WRITTEN INSTRUCTION: Locate the string "service" in the listing below. Copy every line where it is found.

DATASET:
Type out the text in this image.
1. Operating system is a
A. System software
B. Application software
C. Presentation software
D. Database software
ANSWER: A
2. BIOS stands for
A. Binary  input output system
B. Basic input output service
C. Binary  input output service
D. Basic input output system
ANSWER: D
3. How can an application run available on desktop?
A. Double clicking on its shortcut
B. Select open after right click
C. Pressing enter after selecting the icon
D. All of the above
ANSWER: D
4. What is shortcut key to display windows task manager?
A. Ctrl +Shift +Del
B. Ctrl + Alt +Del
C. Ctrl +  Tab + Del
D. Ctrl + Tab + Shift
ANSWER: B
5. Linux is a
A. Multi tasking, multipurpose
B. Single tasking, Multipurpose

RIGHT ANSWER:
B. Basic input output service
C. Binary  input output service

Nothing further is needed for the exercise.